• SET EXERCISE: Restate the complete material exactly.

• RECORDS FOR THE TASK:

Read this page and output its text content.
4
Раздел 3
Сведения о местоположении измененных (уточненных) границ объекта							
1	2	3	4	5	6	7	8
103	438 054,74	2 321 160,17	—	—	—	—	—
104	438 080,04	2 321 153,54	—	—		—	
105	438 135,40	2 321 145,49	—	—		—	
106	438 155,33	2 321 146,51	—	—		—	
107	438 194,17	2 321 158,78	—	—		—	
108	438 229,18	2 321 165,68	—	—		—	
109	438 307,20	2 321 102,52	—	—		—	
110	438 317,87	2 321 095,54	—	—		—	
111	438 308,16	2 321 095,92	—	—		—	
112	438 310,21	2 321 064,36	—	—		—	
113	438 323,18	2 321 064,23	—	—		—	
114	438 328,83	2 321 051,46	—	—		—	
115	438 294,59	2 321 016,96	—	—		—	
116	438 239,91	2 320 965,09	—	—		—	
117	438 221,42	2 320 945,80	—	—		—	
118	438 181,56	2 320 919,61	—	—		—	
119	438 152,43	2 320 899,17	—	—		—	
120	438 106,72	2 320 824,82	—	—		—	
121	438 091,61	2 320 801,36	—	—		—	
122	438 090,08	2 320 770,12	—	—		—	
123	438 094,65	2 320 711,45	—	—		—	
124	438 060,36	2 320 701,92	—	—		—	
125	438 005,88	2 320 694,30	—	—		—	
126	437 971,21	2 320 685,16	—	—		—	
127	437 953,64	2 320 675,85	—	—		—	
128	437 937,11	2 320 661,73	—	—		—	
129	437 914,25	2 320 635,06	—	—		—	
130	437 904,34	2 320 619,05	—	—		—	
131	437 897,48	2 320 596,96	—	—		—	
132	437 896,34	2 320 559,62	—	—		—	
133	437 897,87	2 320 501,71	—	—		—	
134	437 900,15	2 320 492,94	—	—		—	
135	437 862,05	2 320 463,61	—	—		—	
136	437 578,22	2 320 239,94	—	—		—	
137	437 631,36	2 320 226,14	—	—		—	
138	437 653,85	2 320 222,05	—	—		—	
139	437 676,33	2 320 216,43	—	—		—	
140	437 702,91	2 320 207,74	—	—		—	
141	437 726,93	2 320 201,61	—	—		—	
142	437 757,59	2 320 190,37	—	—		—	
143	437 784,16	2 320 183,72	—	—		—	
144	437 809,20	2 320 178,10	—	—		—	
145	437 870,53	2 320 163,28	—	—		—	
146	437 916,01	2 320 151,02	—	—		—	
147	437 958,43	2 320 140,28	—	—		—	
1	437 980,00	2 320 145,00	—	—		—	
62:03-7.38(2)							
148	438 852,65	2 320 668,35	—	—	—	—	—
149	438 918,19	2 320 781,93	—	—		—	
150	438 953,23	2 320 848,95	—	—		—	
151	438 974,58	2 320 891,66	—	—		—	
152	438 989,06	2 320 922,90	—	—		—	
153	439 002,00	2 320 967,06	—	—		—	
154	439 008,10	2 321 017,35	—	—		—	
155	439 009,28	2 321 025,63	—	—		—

• RESPONSE:
Read this page and output its text content.
4
Раздел 3
Сведения о местоположении измененных (уточненных) границ объекта							
1	2	3	4	5	6	7	8
103	438 054,74	2 321 160,17	—	—	—	—	—
104	438 080,04	2 321 153,54	—	—		—	
105	438 135,40	2 321 145,49	—	—		—	
106	438 155,33	2 321 146,51	—	—		—	
107	438 194,17	2 321 158,78	—	—		—	
108	438 229,18	2 321 165,68	—	—		—	
109	438 307,20	2 321 102,52	—	—		—	
110	438 317,87	2 321 095,54	—	—		—	
111	438 308,16	2 321 095,92	—	—		—	
112	438 310,21	2 321 064,36	—	—		—	
113	438 323,18	2 321 064,23	—	—		—	
114	438 328,83	2 321 051,46	—	—		—	
115	438 294,59	2 321 016,96	—	—		—	
116	438 239,91	2 320 965,09	—	—		—	
117	438 221,42	2 320 945,80	—	—		—	
118	438 181,56	2 320 919,61	—	—		—	
119	438 152,43	2 320 899,17	—	—		—	
120	438 106,72	2 320 824,82	—	—		—	
121	438 091,61	2 320 801,36	—	—		—	
122	438 090,08	2 320 770,12	—	—		—	
123	438 094,65	2 320 711,45	—	—		—	
124	438 060,36	2 320 701,92	—	—		—	
125	438 005,88	2 320 694,30	—	—		—	
126	437 971,21	2 320 685,16	—	—		—	
127	437 953,64	2 320 675,85	—	—		—	
128	437 937,11	2 320 661,73	—	—		—	
129	437 914,25	2 320 635,06	—	—		—	
130	437 904,34	2 320 619,05	—	—		—	
131	437 897,48	2 320 596,96	—	—		—	
132	437 896,34	2 320 559,62	—	—		—	
133	437 897,87	2 320 501,71	—	—		—	
134	437 900,15	2 320 492,94	—	—		—	
135	437 862,05	2 320 463,61	—	—		—	
136	437 578,22	2 320 239,94	—	—		—	
137	437 631,36	2 320 226,14	—	—		—	
138	437 653,85	2 320 222,05	—	—		—	
139	437 676,33	2 320 216,43	—	—		—	
140	437 702,91	2 320 207,74	—	—		—	
141	437 726,93	2 320 201,61	—	—		—	
142	437 757,59	2 320 190,37	—	—		—	
143	437 784,16	2 320 183,72	—	—		—	
144	437 809,20	2 320 178,10	—	—		—	
145	437 870,53	2 320 163,28	—	—		—	
146	437 916,01	2 320 151,02	—	—		—	
147	437 958,43	2 320 140,28	—	—		—	
1	437 980,00	2 320 145,00	—	—		—	
62:03-7.38(2)							
148	438 852,65	2 320 668,35	—	—	—	—	—
149	438 918,19	2 320 781,93	—	—		—	
150	438 953,23	2 320 848,95	—	—		—	
151	438 974,58	2 320 891,66	—	—		—	
152	438 989,06	2 320 922,90	—	—		—	
153	439 002,00	2 320 967,06	—	—		—	
154	439 008,10	2 321 017,35	—	—		—	
155	439 009,28	2 321 025,63	—	—		—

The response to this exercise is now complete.